→ **What to work on**
Give the number of lines in this listing that contain the word "Window", and nothing else.

→ **Records supplied**
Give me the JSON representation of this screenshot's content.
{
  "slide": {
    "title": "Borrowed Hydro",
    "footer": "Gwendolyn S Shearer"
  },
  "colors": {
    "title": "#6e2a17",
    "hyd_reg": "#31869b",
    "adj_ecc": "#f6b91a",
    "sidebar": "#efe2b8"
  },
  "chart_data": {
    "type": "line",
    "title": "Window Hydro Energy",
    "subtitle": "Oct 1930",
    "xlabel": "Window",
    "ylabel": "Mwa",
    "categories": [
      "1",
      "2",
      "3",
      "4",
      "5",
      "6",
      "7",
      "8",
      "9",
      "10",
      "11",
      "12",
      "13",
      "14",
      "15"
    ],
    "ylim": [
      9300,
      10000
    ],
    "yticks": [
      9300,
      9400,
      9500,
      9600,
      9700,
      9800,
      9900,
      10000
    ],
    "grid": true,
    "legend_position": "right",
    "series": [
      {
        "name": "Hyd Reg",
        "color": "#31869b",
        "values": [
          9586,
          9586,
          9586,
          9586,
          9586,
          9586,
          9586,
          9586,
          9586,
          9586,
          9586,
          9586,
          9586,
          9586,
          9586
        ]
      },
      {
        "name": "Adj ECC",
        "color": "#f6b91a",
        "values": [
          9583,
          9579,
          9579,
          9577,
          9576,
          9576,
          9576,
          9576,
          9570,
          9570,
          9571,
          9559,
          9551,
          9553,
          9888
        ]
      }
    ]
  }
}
==
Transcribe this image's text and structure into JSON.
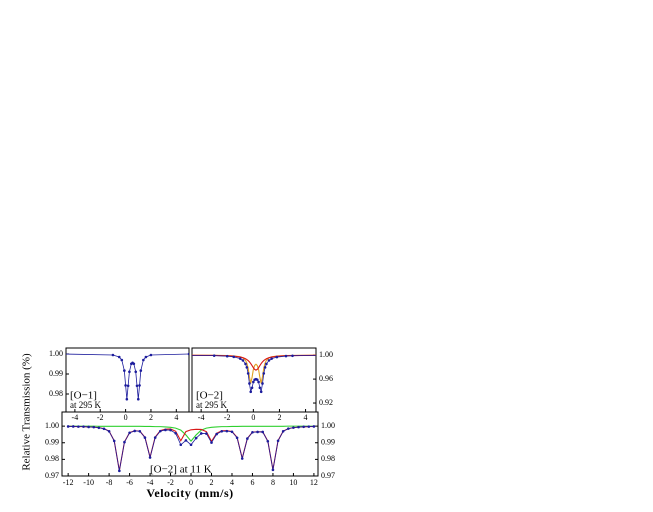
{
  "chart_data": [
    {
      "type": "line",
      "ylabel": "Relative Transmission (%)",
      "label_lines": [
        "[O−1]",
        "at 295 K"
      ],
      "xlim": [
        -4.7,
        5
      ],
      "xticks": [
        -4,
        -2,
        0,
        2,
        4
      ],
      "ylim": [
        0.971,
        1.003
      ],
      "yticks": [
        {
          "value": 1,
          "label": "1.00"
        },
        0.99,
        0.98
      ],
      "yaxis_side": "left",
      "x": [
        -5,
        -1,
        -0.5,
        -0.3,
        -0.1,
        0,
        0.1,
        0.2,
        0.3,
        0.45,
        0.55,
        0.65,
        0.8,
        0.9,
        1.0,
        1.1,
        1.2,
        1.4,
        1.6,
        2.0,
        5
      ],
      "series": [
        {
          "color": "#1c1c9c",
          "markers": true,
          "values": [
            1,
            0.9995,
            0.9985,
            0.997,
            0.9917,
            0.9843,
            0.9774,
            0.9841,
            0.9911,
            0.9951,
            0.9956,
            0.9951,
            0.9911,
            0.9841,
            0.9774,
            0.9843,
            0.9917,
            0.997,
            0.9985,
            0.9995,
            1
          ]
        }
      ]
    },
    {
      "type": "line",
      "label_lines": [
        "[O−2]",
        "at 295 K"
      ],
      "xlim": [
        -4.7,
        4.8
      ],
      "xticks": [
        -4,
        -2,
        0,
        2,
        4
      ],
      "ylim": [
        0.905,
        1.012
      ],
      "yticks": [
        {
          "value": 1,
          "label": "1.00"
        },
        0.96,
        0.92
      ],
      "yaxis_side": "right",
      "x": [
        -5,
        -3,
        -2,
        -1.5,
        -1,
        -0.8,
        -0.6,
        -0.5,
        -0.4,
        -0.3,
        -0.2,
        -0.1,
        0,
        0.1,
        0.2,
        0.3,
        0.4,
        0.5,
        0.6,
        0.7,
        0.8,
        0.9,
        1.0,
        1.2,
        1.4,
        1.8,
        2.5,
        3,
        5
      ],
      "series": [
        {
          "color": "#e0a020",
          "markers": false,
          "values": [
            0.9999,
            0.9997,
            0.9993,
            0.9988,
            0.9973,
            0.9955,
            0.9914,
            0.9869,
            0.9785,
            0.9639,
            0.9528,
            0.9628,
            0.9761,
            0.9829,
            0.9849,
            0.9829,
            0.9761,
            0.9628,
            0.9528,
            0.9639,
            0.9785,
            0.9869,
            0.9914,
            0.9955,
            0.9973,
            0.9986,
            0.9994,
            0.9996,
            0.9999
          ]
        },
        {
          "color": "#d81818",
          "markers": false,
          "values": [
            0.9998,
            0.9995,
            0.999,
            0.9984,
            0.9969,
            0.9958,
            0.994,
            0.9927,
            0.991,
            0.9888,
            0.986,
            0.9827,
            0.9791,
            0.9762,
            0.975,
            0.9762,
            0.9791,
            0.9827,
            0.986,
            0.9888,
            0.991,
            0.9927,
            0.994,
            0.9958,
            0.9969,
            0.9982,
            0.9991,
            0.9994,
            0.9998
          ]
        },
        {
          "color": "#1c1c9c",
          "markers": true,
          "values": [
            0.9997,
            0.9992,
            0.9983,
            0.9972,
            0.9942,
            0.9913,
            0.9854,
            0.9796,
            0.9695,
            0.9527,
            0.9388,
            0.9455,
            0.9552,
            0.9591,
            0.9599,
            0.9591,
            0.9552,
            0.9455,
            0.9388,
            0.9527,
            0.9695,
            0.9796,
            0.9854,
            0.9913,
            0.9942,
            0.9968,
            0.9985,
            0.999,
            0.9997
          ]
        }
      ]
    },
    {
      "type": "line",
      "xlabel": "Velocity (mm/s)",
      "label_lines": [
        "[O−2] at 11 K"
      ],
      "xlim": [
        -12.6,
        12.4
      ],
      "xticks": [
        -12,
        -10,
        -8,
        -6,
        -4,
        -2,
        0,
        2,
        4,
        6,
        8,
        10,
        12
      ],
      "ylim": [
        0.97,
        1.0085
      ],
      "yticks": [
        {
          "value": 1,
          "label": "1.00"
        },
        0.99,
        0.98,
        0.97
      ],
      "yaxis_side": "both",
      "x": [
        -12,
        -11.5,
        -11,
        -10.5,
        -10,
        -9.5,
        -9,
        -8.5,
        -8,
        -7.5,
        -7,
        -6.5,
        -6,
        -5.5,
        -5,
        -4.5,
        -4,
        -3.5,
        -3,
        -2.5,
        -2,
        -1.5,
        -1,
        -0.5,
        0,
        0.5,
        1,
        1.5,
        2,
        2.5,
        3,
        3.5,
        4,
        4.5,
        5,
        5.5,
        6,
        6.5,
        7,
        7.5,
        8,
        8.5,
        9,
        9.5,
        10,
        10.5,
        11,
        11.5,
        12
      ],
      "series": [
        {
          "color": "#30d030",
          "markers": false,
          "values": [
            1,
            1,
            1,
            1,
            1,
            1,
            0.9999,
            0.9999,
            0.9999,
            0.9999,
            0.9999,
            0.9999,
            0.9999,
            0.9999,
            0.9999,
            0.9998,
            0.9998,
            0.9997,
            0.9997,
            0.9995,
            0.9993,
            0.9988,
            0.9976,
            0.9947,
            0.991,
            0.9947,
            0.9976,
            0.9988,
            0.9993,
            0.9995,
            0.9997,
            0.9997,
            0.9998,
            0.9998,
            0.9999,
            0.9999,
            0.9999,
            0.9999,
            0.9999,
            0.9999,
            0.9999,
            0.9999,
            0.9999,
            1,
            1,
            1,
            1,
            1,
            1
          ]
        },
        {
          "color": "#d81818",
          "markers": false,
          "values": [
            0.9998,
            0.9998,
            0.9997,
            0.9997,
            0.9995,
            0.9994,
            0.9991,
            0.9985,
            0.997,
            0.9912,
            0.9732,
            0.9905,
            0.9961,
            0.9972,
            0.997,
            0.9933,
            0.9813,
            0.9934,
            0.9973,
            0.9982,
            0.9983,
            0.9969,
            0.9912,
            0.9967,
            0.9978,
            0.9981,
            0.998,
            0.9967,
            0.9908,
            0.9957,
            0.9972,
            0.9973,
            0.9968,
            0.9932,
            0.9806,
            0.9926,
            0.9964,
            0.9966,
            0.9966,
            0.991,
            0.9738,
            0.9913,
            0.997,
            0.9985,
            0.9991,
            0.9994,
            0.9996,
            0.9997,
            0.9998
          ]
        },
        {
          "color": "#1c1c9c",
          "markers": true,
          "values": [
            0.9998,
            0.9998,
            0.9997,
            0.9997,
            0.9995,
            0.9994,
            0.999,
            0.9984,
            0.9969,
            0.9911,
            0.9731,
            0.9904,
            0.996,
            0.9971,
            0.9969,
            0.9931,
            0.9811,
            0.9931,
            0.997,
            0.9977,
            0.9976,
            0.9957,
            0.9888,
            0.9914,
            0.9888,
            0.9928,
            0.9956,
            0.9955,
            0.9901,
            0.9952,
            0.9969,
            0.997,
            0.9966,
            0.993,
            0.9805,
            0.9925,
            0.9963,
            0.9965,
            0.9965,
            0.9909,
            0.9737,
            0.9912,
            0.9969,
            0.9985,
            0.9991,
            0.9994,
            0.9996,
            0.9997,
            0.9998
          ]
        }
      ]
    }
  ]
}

→ **Response**
2